■ LISTING:
···

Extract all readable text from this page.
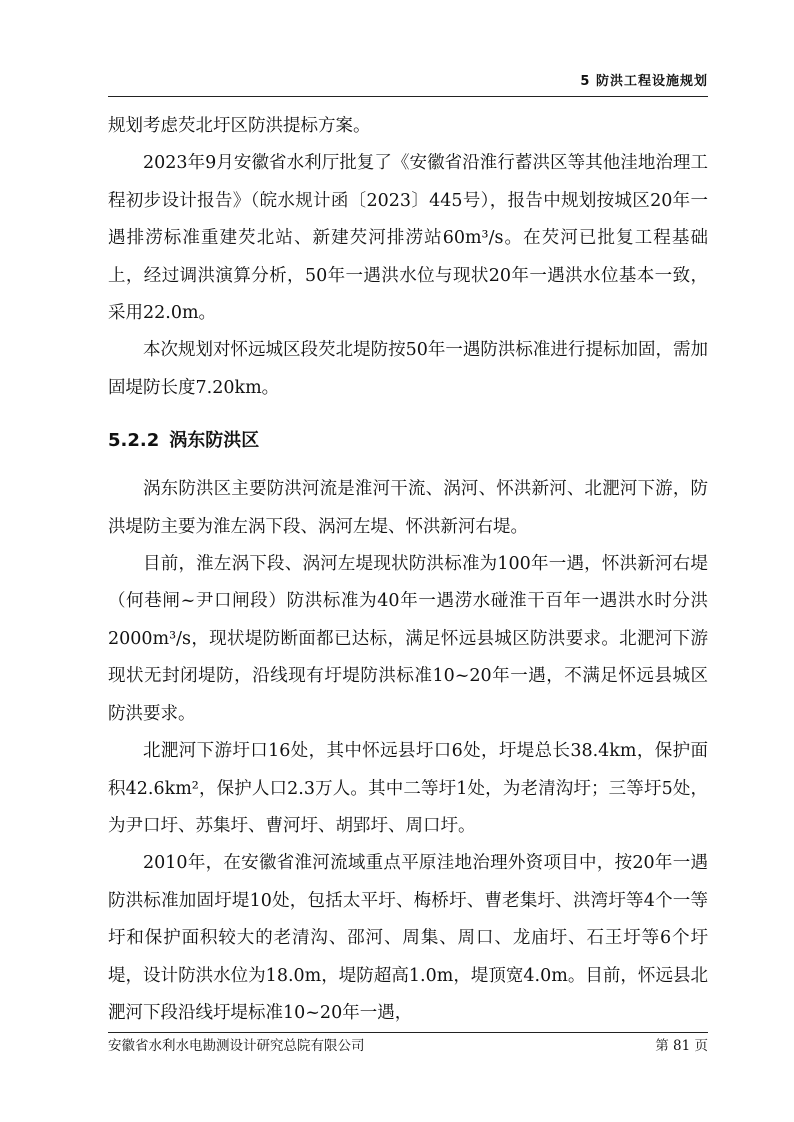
5 防洪工程设施规划

规划考虑芡北圩区防洪提标方案。

2023年9月安徽省水利厅批复了《安徽省沿淮行蓄洪区等其他洼地治理工程初步设计报告》（皖水规计函〔2023〕445号），报告中规划按城区20年一遇排涝标准重建芡北站、新建芡河排涝站60m³/s。在芡河已批复工程基础上，经过调洪演算分析，50年一遇洪水位与现状20年一遇洪水位基本一致，采用22.0m。

本次规划对怀远城区段芡北堤防按50年一遇防洪标准进行提标加固，需加固堤防长度7.20km。

5.2.2 涡东防洪区

涡东防洪区主要防洪河流是淮河干流、涡河、怀洪新河、北淝河下游，防洪堤防主要为淮左涡下段、涡河左堤、怀洪新河右堤。

目前，淮左涡下段、涡河左堤现状防洪标准为100年一遇，怀洪新河右堤（何巷闸~尹口闸段）防洪标准为40年一遇涝水碰淮干百年一遇洪水时分洪2000m³/s，现状堤防断面都已达标，满足怀远县城区防洪要求。北淝河下游现状无封闭堤防，沿线现有圩堤防洪标准10~20年一遇，不满足怀远县城区防洪要求。

北淝河下游圩口16处，其中怀远县圩口6处，圩堤总长38.4km，保护面积42.6km²，保护人口2.3万人。其中二等圩1处，为老清沟圩；三等圩5处，为尹口圩、苏集圩、曹河圩、胡郢圩、周口圩。

2010年，在安徽省淮河流域重点平原洼地治理外资项目中，按20年一遇防洪标准加固圩堤10处，包括太平圩、梅桥圩、曹老集圩、洪湾圩等4个一等圩和保护面积较大的老清沟、邵河、周集、周口、龙庙圩、石王圩等6个圩堤，设计防洪水位为18.0m，堤防超高1.0m，堤顶宽4.0m。目前，怀远县北淝河下段沿线圩堤标准10~20年一遇，

安徽省水利水电勘测设计研究总院有限公司	第 81 页
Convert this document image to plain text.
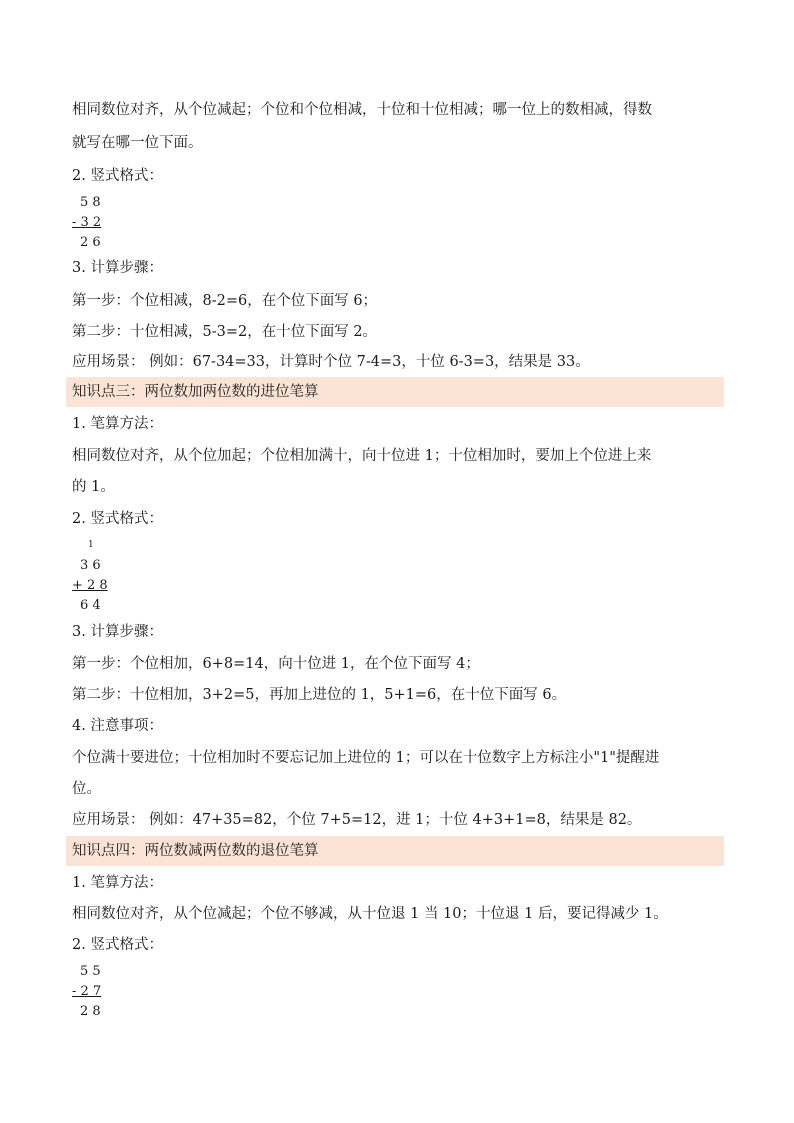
相同数位对齐，从个位减起；个位和个位相减，十位和十位相减；哪一位上的数相减，得数
就写在哪一位下面。
2. 竖式格式：
5 8
- 3 2
2 6
3. 计算步骤：
第一步：个位相减，8-2=6，在个位下面写 6；
第二步：十位相减，5-3=2，在十位下面写 2。
应用场景： 例如：67-34=33，计算时个位 7-4=3，十位 6-3=3，结果是 33。
知识点三：两位数加两位数的进位笔算
1. 笔算方法：
相同数位对齐，从个位加起；个位相加满十，向十位进 1；十位相加时，要加上个位进上来
的 1。
2. 竖式格式：
1
3 6
+ 2 8
6 4
3. 计算步骤：
第一步：个位相加，6+8=14，向十位进 1，在个位下面写 4；
第二步：十位相加，3+2=5，再加上进位的 1，5+1=6，在十位下面写 6。
4. 注意事项：
个位满十要进位；十位相加时不要忘记加上进位的 1；可以在十位数字上方标注小"1"提醒进
位。
应用场景： 例如：47+35=82，个位 7+5=12，进 1；十位 4+3+1=8，结果是 82。
知识点四：两位数减两位数的退位笔算
1. 笔算方法：
相同数位对齐，从个位减起；个位不够减，从十位退 1 当 10；十位退 1 后，要记得减少 1。
2. 竖式格式：
5 5
- 2 7
2 8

···

■ EXERCISE OBJECTIVE:
Reproduce exactly, without any picture, the lines from the one bearing "Convert this document image to plain text." to the last line of the records above.

■ EXERCISE RESULT:
Convert this document image to plain text.
相同数位对齐，从个位减起；个位和个位相减，十位和十位相减；哪一位上的数相减，得数
就写在哪一位下面。
2. 竖式格式：
5 8
- 3 2
2 6
3. 计算步骤：
第一步：个位相减，8-2=6，在个位下面写 6；
第二步：十位相减，5-3=2，在十位下面写 2。
应用场景： 例如：67-34=33，计算时个位 7-4=3，十位 6-3=3，结果是 33。
知识点三：两位数加两位数的进位笔算
1. 笔算方法：
相同数位对齐，从个位加起；个位相加满十，向十位进 1；十位相加时，要加上个位进上来
的 1。
2. 竖式格式：
1
3 6
+ 2 8
6 4
3. 计算步骤：
第一步：个位相加，6+8=14，向十位进 1，在个位下面写 4；
第二步：十位相加，3+2=5，再加上进位的 1，5+1=6，在十位下面写 6。
4. 注意事项：
个位满十要进位；十位相加时不要忘记加上进位的 1；可以在十位数字上方标注小"1"提醒进
位。
应用场景： 例如：47+35=82，个位 7+5=12，进 1；十位 4+3+1=8，结果是 82。
知识点四：两位数减两位数的退位笔算
1. 笔算方法：
相同数位对齐，从个位减起；个位不够减，从十位退 1 当 10；十位退 1 后，要记得减少 1。
2. 竖式格式：
5 5
- 2 7
2 8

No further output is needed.